#### DATA ENTRIES:
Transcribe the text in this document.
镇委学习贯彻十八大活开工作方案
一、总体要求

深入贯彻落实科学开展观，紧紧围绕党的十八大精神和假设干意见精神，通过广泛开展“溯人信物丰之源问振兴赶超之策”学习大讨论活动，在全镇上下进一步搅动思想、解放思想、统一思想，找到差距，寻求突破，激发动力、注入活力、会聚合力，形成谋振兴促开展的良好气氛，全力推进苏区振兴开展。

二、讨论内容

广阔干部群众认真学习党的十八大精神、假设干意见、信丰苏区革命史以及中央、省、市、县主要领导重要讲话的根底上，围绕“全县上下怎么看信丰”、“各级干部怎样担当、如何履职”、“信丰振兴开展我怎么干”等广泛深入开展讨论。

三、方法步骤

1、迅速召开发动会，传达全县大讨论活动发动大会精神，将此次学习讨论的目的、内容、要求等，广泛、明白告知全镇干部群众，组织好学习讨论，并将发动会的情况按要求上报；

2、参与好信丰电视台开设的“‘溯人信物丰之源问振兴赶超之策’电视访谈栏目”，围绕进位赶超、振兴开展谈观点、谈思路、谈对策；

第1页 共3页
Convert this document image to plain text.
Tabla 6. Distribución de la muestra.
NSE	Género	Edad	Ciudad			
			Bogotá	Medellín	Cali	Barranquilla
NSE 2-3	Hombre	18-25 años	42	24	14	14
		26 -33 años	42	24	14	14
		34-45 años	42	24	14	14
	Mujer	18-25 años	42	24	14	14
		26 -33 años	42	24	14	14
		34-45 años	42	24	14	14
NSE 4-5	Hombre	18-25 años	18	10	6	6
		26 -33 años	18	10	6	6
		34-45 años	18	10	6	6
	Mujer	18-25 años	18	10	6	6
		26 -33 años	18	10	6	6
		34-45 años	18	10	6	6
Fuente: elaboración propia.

#### EXERCISE REQUIREMENTS:
Identify each line in the records above containing the word "Hombre"; copy those lines.

#### TASK RESULT:
NSE 2-3	Hombre	18-25 años	42	24	14	14
NSE 4-5	Hombre	18-25 años	18	10	6	6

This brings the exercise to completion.